### [REQUIRED TASK]
Return the complete listing that follows, with each line reproduced exactly.

### [Stored data entries]
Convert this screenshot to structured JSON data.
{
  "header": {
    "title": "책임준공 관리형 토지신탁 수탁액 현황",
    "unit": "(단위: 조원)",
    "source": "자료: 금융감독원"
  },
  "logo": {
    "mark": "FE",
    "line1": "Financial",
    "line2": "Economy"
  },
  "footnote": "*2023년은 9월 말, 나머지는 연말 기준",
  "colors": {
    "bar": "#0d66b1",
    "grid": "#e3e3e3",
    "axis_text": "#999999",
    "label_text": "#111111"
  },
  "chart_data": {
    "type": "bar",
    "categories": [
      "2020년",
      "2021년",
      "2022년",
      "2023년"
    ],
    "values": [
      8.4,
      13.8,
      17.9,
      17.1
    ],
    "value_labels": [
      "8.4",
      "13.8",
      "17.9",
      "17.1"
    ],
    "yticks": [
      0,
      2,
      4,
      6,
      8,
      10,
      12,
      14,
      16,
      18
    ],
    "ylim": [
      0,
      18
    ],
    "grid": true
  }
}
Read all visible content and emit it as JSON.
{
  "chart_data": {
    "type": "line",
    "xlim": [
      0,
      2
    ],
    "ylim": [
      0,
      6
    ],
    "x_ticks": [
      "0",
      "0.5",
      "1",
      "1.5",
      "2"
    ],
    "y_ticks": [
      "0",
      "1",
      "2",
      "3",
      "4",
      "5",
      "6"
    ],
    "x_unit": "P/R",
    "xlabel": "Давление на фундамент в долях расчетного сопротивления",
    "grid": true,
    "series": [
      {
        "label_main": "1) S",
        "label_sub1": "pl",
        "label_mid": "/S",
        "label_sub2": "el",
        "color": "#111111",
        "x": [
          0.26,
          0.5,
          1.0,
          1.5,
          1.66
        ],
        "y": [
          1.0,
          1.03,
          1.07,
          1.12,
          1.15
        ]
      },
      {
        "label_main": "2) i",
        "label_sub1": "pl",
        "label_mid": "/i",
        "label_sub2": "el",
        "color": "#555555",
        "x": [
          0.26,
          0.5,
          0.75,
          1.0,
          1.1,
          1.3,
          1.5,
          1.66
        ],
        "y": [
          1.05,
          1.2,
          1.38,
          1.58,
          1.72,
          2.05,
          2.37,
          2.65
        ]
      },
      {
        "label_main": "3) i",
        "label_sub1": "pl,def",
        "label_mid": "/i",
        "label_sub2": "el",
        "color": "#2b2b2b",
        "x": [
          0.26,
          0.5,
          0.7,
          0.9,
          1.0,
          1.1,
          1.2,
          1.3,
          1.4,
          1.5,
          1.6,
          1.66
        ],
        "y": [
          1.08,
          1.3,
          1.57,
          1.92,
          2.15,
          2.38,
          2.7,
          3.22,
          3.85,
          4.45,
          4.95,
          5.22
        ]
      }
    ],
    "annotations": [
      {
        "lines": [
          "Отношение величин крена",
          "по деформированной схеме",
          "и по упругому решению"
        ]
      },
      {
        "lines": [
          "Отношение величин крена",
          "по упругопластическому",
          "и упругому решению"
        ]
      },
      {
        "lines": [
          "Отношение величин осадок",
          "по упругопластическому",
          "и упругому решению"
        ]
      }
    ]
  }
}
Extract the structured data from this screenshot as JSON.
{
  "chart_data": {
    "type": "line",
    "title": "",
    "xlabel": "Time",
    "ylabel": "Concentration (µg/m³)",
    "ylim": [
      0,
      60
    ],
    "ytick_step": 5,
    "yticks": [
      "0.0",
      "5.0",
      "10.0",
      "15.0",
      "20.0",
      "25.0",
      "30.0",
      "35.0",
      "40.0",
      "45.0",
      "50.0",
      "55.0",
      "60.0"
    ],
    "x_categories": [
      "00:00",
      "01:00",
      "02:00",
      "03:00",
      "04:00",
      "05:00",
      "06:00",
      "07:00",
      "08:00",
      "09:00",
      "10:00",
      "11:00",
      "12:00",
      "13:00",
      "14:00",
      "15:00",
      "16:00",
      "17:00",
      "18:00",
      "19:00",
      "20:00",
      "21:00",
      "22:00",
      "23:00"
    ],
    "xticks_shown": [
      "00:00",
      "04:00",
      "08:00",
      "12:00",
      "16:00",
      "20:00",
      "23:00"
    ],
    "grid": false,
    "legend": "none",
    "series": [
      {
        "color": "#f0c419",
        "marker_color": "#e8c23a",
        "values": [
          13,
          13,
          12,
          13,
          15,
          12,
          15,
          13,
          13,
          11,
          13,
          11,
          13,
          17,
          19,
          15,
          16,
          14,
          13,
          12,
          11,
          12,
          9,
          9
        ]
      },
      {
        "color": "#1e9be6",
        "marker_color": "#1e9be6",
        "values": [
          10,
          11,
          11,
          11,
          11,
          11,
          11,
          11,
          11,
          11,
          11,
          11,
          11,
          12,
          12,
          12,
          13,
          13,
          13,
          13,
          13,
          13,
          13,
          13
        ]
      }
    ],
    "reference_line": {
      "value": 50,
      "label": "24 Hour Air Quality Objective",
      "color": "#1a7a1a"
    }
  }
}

### [TASK RESPONSE]
Convert this screenshot to structured JSON data.
{
  "header": {
    "title": "책임준공 관리형 토지신탁 수탁액 현황",
    "unit": "(단위: 조원)",
    "source": "자료: 금융감독원"
  },
  "logo": {
    "mark": "FE",
    "line1": "Financial",
    "line2": "Economy"
  },
  "footnote": "*2023년은 9월 말, 나머지는 연말 기준",
  "colors": {
    "bar": "#0d66b1",
    "grid": "#e3e3e3",
    "axis_text": "#999999",
    "label_text": "#111111"
  },
  "chart_data": {
    "type": "bar",
    "categories": [
      "2020년",
      "2021년",
      "2022년",
      "2023년"
    ],
    "values": [
      8.4,
      13.8,
      17.9,
      17.1
    ],
    "value_labels": [
      "8.4",
      "13.8",
      "17.9",
      "17.1"
    ],
    "yticks": [
      0,
      2,
      4,
      6,
      8,
      10,
      12,
      14,
      16,
      18
    ],
    "ylim": [
      0,
      18
    ],
    "grid": true
  }
}
Read all visible content and emit it as JSON.
{
  "chart_data": {
    "type": "line",
    "xlim": [
      0,
      2
    ],
    "ylim": [
      0,
      6
    ],
    "x_ticks": [
      "0",
      "0.5",
      "1",
      "1.5",
      "2"
    ],
    "y_ticks": [
      "0",
      "1",
      "2",
      "3",
      "4",
      "5",
      "6"
    ],
    "x_unit": "P/R",
    "xlabel": "Давление на фундамент в долях расчетного сопротивления",
    "grid": true,
    "series": [
      {
        "label_main": "1) S",
        "label_sub1": "pl",
        "label_mid": "/S",
        "label_sub2": "el",
        "color": "#111111",
        "x": [
          0.26,
          0.5,
          1.0,
          1.5,
          1.66
        ],
        "y": [
          1.0,
          1.03,
          1.07,
          1.12,
          1.15
        ]
      },
      {
        "label_main": "2) i",
        "label_sub1": "pl",
        "label_mid": "/i",
        "label_sub2": "el",
        "color": "#555555",
        "x": [
          0.26,
          0.5,
          0.75,
          1.0,
          1.1,
          1.3,
          1.5,
          1.66
        ],
        "y": [
          1.05,
          1.2,
          1.38,
          1.58,
          1.72,
          2.05,
          2.37,
          2.65
        ]
      },
      {
        "label_main": "3) i",
        "label_sub1": "pl,def",
        "label_mid": "/i",
        "label_sub2": "el",
        "color": "#2b2b2b",
        "x": [
          0.26,
          0.5,
          0.7,
          0.9,
          1.0,
          1.1,
          1.2,
          1.3,
          1.4,
          1.5,
          1.6,
          1.66
        ],
        "y": [
          1.08,
          1.3,
          1.57,
          1.92,
          2.15,
          2.38,
          2.7,
          3.22,
          3.85,
          4.45,
          4.95,
          5.22
        ]
      }
    ],
    "annotations": [
      {
        "lines": [
          "Отношение величин крена",
          "по деформированной схеме",
          "и по упругому решению"
        ]
      },
      {
        "lines": [
          "Отношение величин крена",
          "по упругопластическому",
          "и упругому решению"
        ]
      },
      {
        "lines": [
          "Отношение величин осадок",
          "по упругопластическому",
          "и упругому решению"
        ]
      }
    ]
  }
}
Extract the structured data from this screenshot as JSON.
{
  "chart_data": {
    "type": "line",
    "title": "",
    "xlabel": "Time",
    "ylabel": "Concentration (µg/m³)",
    "ylim": [
      0,
      60
    ],
    "ytick_step": 5,
    "yticks": [
      "0.0",
      "5.0",
      "10.0",
      "15.0",
      "20.0",
      "25.0",
      "30.0",
      "35.0",
      "40.0",
      "45.0",
      "50.0",
      "55.0",
      "60.0"
    ],
    "x_categories": [
      "00:00",
      "01:00",
      "02:00",
      "03:00",
      "04:00",
      "05:00",
      "06:00",
      "07:00",
      "08:00",
      "09:00",
      "10:00",
      "11:00",
      "12:00",
      "13:00",
      "14:00",
      "15:00",
      "16:00",
      "17:00",
      "18:00",
      "19:00",
      "20:00",
      "21:00",
      "22:00",
      "23:00"
    ],
    "xticks_shown": [
      "00:00",
      "04:00",
      "08:00",
      "12:00",
      "16:00",
      "20:00",
      "23:00"
    ],
    "grid": false,
    "legend": "none",
    "series": [
      {
        "color": "#f0c419",
        "marker_color": "#e8c23a",
        "values": [
          13,
          13,
          12,
          13,
          15,
          12,
          15,
          13,
          13,
          11,
          13,
          11,
          13,
          17,
          19,
          15,
          16,
          14,
          13,
          12,
          11,
          12,
          9,
          9
        ]
      },
      {
        "color": "#1e9be6",
        "marker_color": "#1e9be6",
        "values": [
          10,
          11,
          11,
          11,
          11,
          11,
          11,
          11,
          11,
          11,
          11,
          11,
          11,
          12,
          12,
          12,
          13,
          13,
          13,
          13,
          13,
          13,
          13,
          13
        ]
      }
    ],
    "reference_line": {
      "value": 50,
      "label": "24 Hour Air Quality Objective",
      "color": "#1a7a1a"
    }
  }
}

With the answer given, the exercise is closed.